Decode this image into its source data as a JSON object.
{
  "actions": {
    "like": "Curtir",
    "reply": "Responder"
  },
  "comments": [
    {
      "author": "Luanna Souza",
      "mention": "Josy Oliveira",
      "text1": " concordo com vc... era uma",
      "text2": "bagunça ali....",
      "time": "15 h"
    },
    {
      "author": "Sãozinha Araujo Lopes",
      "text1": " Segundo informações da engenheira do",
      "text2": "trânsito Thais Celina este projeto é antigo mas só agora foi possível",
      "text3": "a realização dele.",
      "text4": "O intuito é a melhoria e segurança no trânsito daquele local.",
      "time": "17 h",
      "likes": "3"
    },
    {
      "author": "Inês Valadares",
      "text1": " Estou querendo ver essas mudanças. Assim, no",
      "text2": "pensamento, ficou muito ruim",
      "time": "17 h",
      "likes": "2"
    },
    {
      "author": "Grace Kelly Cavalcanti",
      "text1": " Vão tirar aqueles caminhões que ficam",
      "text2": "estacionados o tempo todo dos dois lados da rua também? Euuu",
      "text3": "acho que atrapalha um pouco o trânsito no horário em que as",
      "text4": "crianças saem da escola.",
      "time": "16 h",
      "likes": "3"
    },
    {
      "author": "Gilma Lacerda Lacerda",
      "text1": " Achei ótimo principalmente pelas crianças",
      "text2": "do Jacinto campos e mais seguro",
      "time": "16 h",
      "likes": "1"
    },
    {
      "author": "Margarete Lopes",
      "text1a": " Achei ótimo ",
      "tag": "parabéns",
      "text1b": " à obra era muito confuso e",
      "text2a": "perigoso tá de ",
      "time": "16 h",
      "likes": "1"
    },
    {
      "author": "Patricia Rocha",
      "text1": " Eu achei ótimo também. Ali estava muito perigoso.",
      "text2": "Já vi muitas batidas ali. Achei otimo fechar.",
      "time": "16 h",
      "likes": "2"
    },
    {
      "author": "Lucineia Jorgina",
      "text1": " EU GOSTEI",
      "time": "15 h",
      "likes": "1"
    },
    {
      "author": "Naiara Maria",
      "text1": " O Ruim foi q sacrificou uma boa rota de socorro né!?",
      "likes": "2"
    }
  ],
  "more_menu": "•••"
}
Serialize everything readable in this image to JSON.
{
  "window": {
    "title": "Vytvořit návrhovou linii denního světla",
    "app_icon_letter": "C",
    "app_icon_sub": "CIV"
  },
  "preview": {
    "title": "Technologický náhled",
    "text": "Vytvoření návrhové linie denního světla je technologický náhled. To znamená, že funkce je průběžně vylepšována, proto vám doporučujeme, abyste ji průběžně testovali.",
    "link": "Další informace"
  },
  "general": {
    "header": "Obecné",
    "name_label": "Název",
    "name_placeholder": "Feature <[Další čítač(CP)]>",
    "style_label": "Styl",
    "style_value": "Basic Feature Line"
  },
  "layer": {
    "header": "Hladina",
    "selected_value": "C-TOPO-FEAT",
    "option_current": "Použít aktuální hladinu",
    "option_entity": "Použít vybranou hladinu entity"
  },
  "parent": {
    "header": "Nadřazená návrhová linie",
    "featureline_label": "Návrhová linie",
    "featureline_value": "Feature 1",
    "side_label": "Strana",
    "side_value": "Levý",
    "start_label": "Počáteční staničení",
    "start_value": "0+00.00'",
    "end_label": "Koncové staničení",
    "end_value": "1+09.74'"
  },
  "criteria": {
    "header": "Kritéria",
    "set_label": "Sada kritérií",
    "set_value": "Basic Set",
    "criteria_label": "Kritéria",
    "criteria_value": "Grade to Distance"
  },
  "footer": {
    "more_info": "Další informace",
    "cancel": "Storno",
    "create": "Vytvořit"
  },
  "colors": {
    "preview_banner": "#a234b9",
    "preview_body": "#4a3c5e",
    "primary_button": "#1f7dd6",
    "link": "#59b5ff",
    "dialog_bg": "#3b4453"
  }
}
----------------------------------------
■ **WHAT TO DO**
Take the lines above and retype all of them exactly.

■ **RESPONSE TO THIS EXERCISE**
Decode this image into its source data as a JSON object.
{
  "actions": {
    "like": "Curtir",
    "reply": "Responder"
  },
  "comments": [
    {
      "author": "Luanna Souza",
      "mention": "Josy Oliveira",
      "text1": " concordo com vc... era uma",
      "text2": "bagunça ali....",
      "time": "15 h"
    },
    {
      "author": "Sãozinha Araujo Lopes",
      "text1": " Segundo informações da engenheira do",
      "text2": "trânsito Thais Celina este projeto é antigo mas só agora foi possível",
      "text3": "a realização dele.",
      "text4": "O intuito é a melhoria e segurança no trânsito daquele local.",
      "time": "17 h",
      "likes": "3"
    },
    {
      "author": "Inês Valadares",
      "text1": " Estou querendo ver essas mudanças. Assim, no",
      "text2": "pensamento, ficou muito ruim",
      "time": "17 h",
      "likes": "2"
    },
    {
      "author": "Grace Kelly Cavalcanti",
      "text1": " Vão tirar aqueles caminhões que ficam",
      "text2": "estacionados o tempo todo dos dois lados da rua também? Euuu",
      "text3": "acho que atrapalha um pouco o trânsito no horário em que as",
      "text4": "crianças saem da escola.",
      "time": "16 h",
      "likes": "3"
    },
    {
      "author": "Gilma Lacerda Lacerda",
      "text1": " Achei ótimo principalmente pelas crianças",
      "text2": "do Jacinto campos e mais seguro",
      "time": "16 h",
      "likes": "1"
    },
    {
      "author": "Margarete Lopes",
      "text1a": " Achei ótimo ",
      "tag": "parabéns",
      "text1b": " à obra era muito confuso e",
      "text2a": "perigoso tá de ",
      "time": "16 h",
      "likes": "1"
    },
    {
      "author": "Patricia Rocha",
      "text1": " Eu achei ótimo também. Ali estava muito perigoso.",
      "text2": "Já vi muitas batidas ali. Achei otimo fechar.",
      "time": "16 h",
      "likes": "2"
    },
    {
      "author": "Lucineia Jorgina",
      "text1": " EU GOSTEI",
      "time": "15 h",
      "likes": "1"
    },
    {
      "author": "Naiara Maria",
      "text1": " O Ruim foi q sacrificou uma boa rota de socorro né!?",
      "likes": "2"
    }
  ],
  "more_menu": "•••"
}
Serialize everything readable in this image to JSON.
{
  "window": {
    "title": "Vytvořit návrhovou linii denního světla",
    "app_icon_letter": "C",
    "app_icon_sub": "CIV"
  },
  "preview": {
    "title": "Technologický náhled",
    "text": "Vytvoření návrhové linie denního světla je technologický náhled. To znamená, že funkce je průběžně vylepšována, proto vám doporučujeme, abyste ji průběžně testovali.",
    "link": "Další informace"
  },
  "general": {
    "header": "Obecné",
    "name_label": "Název",
    "name_placeholder": "Feature <[Další čítač(CP)]>",
    "style_label": "Styl",
    "style_value": "Basic Feature Line"
  },
  "layer": {
    "header": "Hladina",
    "selected_value": "C-TOPO-FEAT",
    "option_current": "Použít aktuální hladinu",
    "option_entity": "Použít vybranou hladinu entity"
  },
  "parent": {
    "header": "Nadřazená návrhová linie",
    "featureline_label": "Návrhová linie",
    "featureline_value": "Feature 1",
    "side_label": "Strana",
    "side_value": "Levý",
    "start_label": "Počáteční staničení",
    "start_value": "0+00.00'",
    "end_label": "Koncové staničení",
    "end_value": "1+09.74'"
  },
  "criteria": {
    "header": "Kritéria",
    "set_label": "Sada kritérií",
    "set_value": "Basic Set",
    "criteria_label": "Kritéria",
    "criteria_value": "Grade to Distance"
  },
  "footer": {
    "more_info": "Další informace",
    "cancel": "Storno",
    "create": "Vytvořit"
  },
  "colors": {
    "preview_banner": "#a234b9",
    "preview_body": "#4a3c5e",
    "primary_button": "#1f7dd6",
    "link": "#59b5ff",
    "dialog_bg": "#3b4453"
  }
}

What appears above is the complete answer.